• Material
──────
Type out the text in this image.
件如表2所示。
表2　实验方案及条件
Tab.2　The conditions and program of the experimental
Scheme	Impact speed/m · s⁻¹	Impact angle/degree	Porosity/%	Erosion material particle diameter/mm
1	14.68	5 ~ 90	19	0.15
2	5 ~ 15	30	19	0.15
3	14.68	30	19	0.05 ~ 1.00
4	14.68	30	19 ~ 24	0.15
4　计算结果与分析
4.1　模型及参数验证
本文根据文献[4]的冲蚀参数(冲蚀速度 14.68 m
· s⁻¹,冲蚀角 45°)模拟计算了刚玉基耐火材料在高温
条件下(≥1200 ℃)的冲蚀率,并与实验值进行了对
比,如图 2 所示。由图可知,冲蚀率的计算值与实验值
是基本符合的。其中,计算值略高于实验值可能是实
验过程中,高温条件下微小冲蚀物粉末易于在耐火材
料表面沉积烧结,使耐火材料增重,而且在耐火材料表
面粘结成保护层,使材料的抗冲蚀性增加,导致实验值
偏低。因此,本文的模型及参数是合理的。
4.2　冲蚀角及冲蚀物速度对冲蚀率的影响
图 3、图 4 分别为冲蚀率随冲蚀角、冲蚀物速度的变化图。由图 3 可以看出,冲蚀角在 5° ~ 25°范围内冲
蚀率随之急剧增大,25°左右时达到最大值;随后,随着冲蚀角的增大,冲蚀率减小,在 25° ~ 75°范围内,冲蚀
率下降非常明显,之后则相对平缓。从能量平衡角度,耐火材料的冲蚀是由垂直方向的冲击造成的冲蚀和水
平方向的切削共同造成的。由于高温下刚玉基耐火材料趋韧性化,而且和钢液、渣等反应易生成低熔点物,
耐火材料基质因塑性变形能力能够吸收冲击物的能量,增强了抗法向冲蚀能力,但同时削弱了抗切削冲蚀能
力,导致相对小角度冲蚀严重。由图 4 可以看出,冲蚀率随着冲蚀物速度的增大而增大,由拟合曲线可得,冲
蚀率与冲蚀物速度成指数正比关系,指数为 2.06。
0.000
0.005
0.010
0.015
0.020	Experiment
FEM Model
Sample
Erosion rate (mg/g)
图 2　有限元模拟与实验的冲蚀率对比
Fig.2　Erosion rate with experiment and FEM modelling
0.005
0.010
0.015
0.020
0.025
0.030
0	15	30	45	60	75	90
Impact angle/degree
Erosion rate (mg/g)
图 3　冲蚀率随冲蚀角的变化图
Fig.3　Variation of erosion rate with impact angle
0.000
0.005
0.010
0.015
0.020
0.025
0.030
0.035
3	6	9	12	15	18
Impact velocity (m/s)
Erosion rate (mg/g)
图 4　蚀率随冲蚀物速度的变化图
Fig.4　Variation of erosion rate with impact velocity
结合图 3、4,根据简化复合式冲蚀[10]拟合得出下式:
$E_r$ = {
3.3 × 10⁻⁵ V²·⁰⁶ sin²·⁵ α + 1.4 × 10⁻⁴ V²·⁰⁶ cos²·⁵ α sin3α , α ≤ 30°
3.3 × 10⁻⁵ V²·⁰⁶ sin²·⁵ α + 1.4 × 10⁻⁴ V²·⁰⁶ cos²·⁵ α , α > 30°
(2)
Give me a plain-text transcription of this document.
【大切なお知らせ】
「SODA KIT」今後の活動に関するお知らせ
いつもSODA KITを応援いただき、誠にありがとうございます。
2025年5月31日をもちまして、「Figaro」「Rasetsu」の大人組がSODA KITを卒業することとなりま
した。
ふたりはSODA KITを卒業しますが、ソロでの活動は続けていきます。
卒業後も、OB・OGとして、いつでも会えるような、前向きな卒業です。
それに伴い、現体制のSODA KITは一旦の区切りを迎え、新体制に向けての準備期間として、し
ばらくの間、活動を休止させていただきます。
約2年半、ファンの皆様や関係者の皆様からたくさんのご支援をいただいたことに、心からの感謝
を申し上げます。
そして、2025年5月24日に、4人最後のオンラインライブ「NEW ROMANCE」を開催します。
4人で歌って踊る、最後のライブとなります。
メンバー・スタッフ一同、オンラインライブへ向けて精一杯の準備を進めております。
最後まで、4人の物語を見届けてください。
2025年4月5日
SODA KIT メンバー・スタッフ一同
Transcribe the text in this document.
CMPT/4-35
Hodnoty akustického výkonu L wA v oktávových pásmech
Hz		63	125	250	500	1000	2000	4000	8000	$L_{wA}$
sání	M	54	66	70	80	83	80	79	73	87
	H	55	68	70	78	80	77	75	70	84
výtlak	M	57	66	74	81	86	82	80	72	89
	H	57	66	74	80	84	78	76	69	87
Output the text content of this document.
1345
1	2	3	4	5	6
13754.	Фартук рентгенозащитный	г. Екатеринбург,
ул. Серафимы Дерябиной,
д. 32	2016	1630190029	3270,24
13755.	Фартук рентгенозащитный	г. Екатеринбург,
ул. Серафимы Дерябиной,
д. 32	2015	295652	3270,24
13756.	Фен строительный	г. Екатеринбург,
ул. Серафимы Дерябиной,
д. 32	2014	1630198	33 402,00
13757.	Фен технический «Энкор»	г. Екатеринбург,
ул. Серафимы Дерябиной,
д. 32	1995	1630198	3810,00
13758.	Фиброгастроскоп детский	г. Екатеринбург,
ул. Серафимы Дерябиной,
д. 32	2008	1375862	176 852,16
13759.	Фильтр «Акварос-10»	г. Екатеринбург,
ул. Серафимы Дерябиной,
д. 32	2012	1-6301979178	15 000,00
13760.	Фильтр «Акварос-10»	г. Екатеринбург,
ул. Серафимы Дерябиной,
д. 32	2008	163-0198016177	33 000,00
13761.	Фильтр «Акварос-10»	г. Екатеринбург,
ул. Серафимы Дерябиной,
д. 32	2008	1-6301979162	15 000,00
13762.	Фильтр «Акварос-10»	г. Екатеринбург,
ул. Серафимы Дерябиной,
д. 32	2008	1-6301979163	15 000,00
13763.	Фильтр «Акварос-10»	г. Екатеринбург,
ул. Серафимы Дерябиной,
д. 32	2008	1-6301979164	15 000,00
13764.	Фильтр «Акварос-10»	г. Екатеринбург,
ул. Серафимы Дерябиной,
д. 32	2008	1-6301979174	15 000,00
──────
• What is required
Quote each line above in full, word for word.

• Result
Type out the text in this image.
件如表2所示。
表2　实验方案及条件
Tab.2　The conditions and program of the experimental
Scheme	Impact speed/m · s⁻¹	Impact angle/degree	Porosity/%	Erosion material particle diameter/mm
1	14.68	5 ~ 90	19	0.15
2	5 ~ 15	30	19	0.15
3	14.68	30	19	0.05 ~ 1.00
4	14.68	30	19 ~ 24	0.15
4　计算结果与分析
4.1　模型及参数验证
本文根据文献[4]的冲蚀参数(冲蚀速度 14.68 m
· s⁻¹,冲蚀角 45°)模拟计算了刚玉基耐火材料在高温
条件下(≥1200 ℃)的冲蚀率,并与实验值进行了对
比,如图 2 所示。由图可知,冲蚀率的计算值与实验值
是基本符合的。其中,计算值略高于实验值可能是实
验过程中,高温条件下微小冲蚀物粉末易于在耐火材
料表面沉积烧结,使耐火材料增重,而且在耐火材料表
面粘结成保护层,使材料的抗冲蚀性增加,导致实验值
偏低。因此,本文的模型及参数是合理的。
4.2　冲蚀角及冲蚀物速度对冲蚀率的影响
图 3、图 4 分别为冲蚀率随冲蚀角、冲蚀物速度的变化图。由图 3 可以看出,冲蚀角在 5° ~ 25°范围内冲
蚀率随之急剧增大,25°左右时达到最大值;随后,随着冲蚀角的增大,冲蚀率减小,在 25° ~ 75°范围内,冲蚀
率下降非常明显,之后则相对平缓。从能量平衡角度,耐火材料的冲蚀是由垂直方向的冲击造成的冲蚀和水
平方向的切削共同造成的。由于高温下刚玉基耐火材料趋韧性化,而且和钢液、渣等反应易生成低熔点物,
耐火材料基质因塑性变形能力能够吸收冲击物的能量,增强了抗法向冲蚀能力,但同时削弱了抗切削冲蚀能
力,导致相对小角度冲蚀严重。由图 4 可以看出,冲蚀率随着冲蚀物速度的增大而增大,由拟合曲线可得,冲
蚀率与冲蚀物速度成指数正比关系,指数为 2.06。
0.000
0.005
0.010
0.015
0.020	Experiment
FEM Model
Sample
Erosion rate (mg/g)
图 2　有限元模拟与实验的冲蚀率对比
Fig.2　Erosion rate with experiment and FEM modelling
0.005
0.010
0.015
0.020
0.025
0.030
0	15	30	45	60	75	90
Impact angle/degree
Erosion rate (mg/g)
图 3　冲蚀率随冲蚀角的变化图
Fig.3　Variation of erosion rate with impact angle
0.000
0.005
0.010
0.015
0.020
0.025
0.030
0.035
3	6	9	12	15	18
Impact velocity (m/s)
Erosion rate (mg/g)
图 4　蚀率随冲蚀物速度的变化图
Fig.4　Variation of erosion rate with impact velocity
结合图 3、4,根据简化复合式冲蚀[10]拟合得出下式:
$E_r$ = {
3.3 × 10⁻⁵ V²·⁰⁶ sin²·⁵ α + 1.4 × 10⁻⁴ V²·⁰⁶ cos²·⁵ α sin3α , α ≤ 30°
3.3 × 10⁻⁵ V²·⁰⁶ sin²·⁵ α + 1.4 × 10⁻⁴ V²·⁰⁶ cos²·⁵ α , α > 30°
(2)
Give me a plain-text transcription of this document.
【大切なお知らせ】
「SODA KIT」今後の活動に関するお知らせ
いつもSODA KITを応援いただき、誠にありがとうございます。
2025年5月31日をもちまして、「Figaro」「Rasetsu」の大人組がSODA KITを卒業することとなりま
した。
ふたりはSODA KITを卒業しますが、ソロでの活動は続けていきます。
卒業後も、OB・OGとして、いつでも会えるような、前向きな卒業です。
それに伴い、現体制のSODA KITは一旦の区切りを迎え、新体制に向けての準備期間として、し
ばらくの間、活動を休止させていただきます。
約2年半、ファンの皆様や関係者の皆様からたくさんのご支援をいただいたことに、心からの感謝
を申し上げます。
そして、2025年5月24日に、4人最後のオンラインライブ「NEW ROMANCE」を開催します。
4人で歌って踊る、最後のライブとなります。
メンバー・スタッフ一同、オンラインライブへ向けて精一杯の準備を進めております。
最後まで、4人の物語を見届けてください。
2025年4月5日
SODA KIT メンバー・スタッフ一同
Transcribe the text in this document.
CMPT/4-35
Hodnoty akustického výkonu L wA v oktávových pásmech
Hz		63	125	250	500	1000	2000	4000	8000	$L_{wA}$
sání	M	54	66	70	80	83	80	79	73	87
	H	55	68	70	78	80	77	75	70	84
výtlak	M	57	66	74	81	86	82	80	72	89
	H	57	66	74	80	84	78	76	69	87
Output the text content of this document.
1345
1	2	3	4	5	6
13754.	Фартук рентгенозащитный	г. Екатеринбург,
ул. Серафимы Дерябиной,
д. 32	2016	1630190029	3270,24
13755.	Фартук рентгенозащитный	г. Екатеринбург,
ул. Серафимы Дерябиной,
д. 32	2015	295652	3270,24
13756.	Фен строительный	г. Екатеринбург,
ул. Серафимы Дерябиной,
д. 32	2014	1630198	33 402,00
13757.	Фен технический «Энкор»	г. Екатеринбург,
ул. Серафимы Дерябиной,
д. 32	1995	1630198	3810,00
13758.	Фиброгастроскоп детский	г. Екатеринбург,
ул. Серафимы Дерябиной,
д. 32	2008	1375862	176 852,16
13759.	Фильтр «Акварос-10»	г. Екатеринбург,
ул. Серафимы Дерябиной,
д. 32	2012	1-6301979178	15 000,00
13760.	Фильтр «Акварос-10»	г. Екатеринбург,
ул. Серафимы Дерябиной,
д. 32	2008	163-0198016177	33 000,00
13761.	Фильтр «Акварос-10»	г. Екатеринбург,
ул. Серафимы Дерябиной,
д. 32	2008	1-6301979162	15 000,00
13762.	Фильтр «Акварос-10»	г. Екатеринбург,
ул. Серафимы Дерябиной,
д. 32	2008	1-6301979163	15 000,00
13763.	Фильтр «Акварос-10»	г. Екатеринбург,
ул. Серафимы Дерябиной,
д. 32	2008	1-6301979164	15 000,00
13764.	Фильтр «Акварос-10»	г. Екатеринбург,
ул. Серафимы Дерябиной,
д. 32	2008	1-6301979174	15 000,00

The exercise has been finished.